From bb906c85b1ac96e3ae2b9cda3edd50d6d979b442 Mon Sep 17 00:00:00 2001
From: Pavan Deolasee <pavan.deolasee@gmail.com>
Date: Wed, 11 Apr 2018 22:56:03 +0530
Subject: [PATCH 1/2] Do not overwrite the nextOid counter while replaying
 ONLINE checkpoint

This is a long standing bug in the replay of ONLINE checkpoint record which may
lead to duplicate OID assignment post a crash recovery or standby promotion.
For example, if may have a situation where an ONLINE checkpoint begins,we then
consume all cached OIDs, allocate a new set of OIDs and generate a XLOG_NEXTOID
record and consume more OIDs. The ONLINE checkpoint then ends and we write a
checkpoint record. This checkpoint record will now have OID counter less than
the OIDs written to the disk.

For that reason, in case of a crash, followed by REDO recovery recovery or
while replaying the ONLINE checkpoint on the standby, we shouldn't overwrite
the current nextOid counter with what's stored in the checkpoint record.

This bug prominently brought out another bug in the TOAST and should be
backpatched to all supported releases.
---
 src/backend/access/transam/xlog.c | 28 +++++++++++++++++++++++-----
 1 file changed, 23 insertions(+), 5 deletions(-)

diff --git a/src/backend/access/transam/xlog.c b/src/backend/access/transam/xlog.c
index a51df6b0b9..ab1e209cd3 100644
--- a/src/backend/access/transam/xlog.c
+++ b/src/backend/access/transam/xlog.c
@@ -9785,11 +9785,29 @@ xlog_redo(XLogReaderState *record)
 								  checkPoint.nextXid))

_SUPPLIED INFORMATION:_
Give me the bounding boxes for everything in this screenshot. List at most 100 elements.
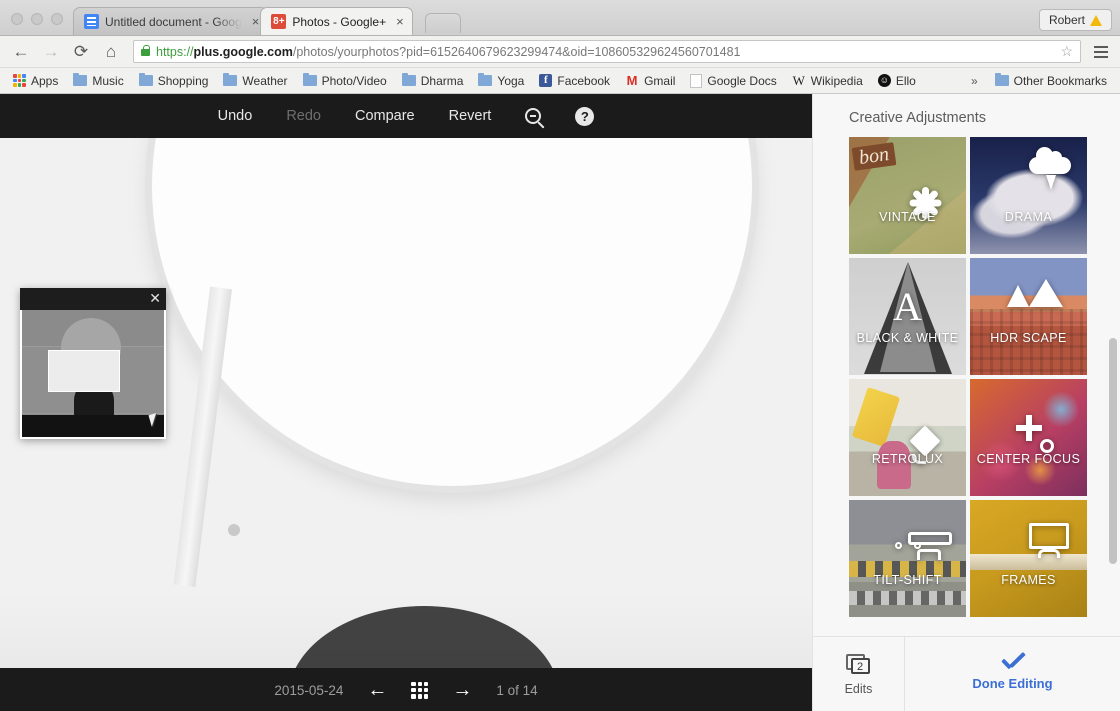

_YOUR TASK:_ Extend the patch on nextOid checkpoint replay beyond its last line. The material plays no part here.

_FINAL RESULT:_
 			ShmemVariableCache->nextXid = checkPoint.nextXid;
 		LWLockRelease(XidGenLock);
-		/* ... but still treat OID counter as exact */
-		LWLockAcquire(OidGenLock, LW_EXCLUSIVE);
-		ShmemVariableCache->nextOid = checkPoint.nextOid;
-		ShmemVariableCache->oidCount = 0;
-		LWLockRelease(OidGenLock);
+
+		/*
+		 * In an ONLINE checkpoint, don't update the nextOid counter. When the
+		 * REDO recovery began, we must have initialized nextOid counter to the
+		 * value stored in the REDO checkpoint record. If there was no
+		 * XLOG_NEXTOID record replayed since the REDO checkpoint, then we know
+		 * that the current value is correct. If we replayed a XLOG_NEXTOID
+		 * record, then we should rather use the value advanced by the
+		 * XLOG_NEXTOID and not overwrite with a potentially old value, thus
+		 * issuing duplicate OIDs when we are fully up.
+		 *
+		 * If you're still curious why that can happen, note that the ONLINE
+		 * checkpoint may have started before we consumed all the cached OIDs
+		 * and requested another block of OIDs, generating a XLOG_NEXTOID
+		 * record. So the value noted in the checkpoint record would be stale.
+		 *
+		 * Note that since we don't have a concept of wrap-around detection for
+		 * OIDs, like we have for XIDs, we can't merely check if the value
+		 * stored in the ONLINE checkpoint record is greater than the current
+		 * value and apply the change only in that case like we do for nextXid.
+		 */
+
+		/* Handle multixact */
 		MultiXactAdvanceNextMXact(checkPoint.nextMulti,
 								  checkPoint.nextMultiOffset);
 
-- 
2.14.3 (Apple Git-98)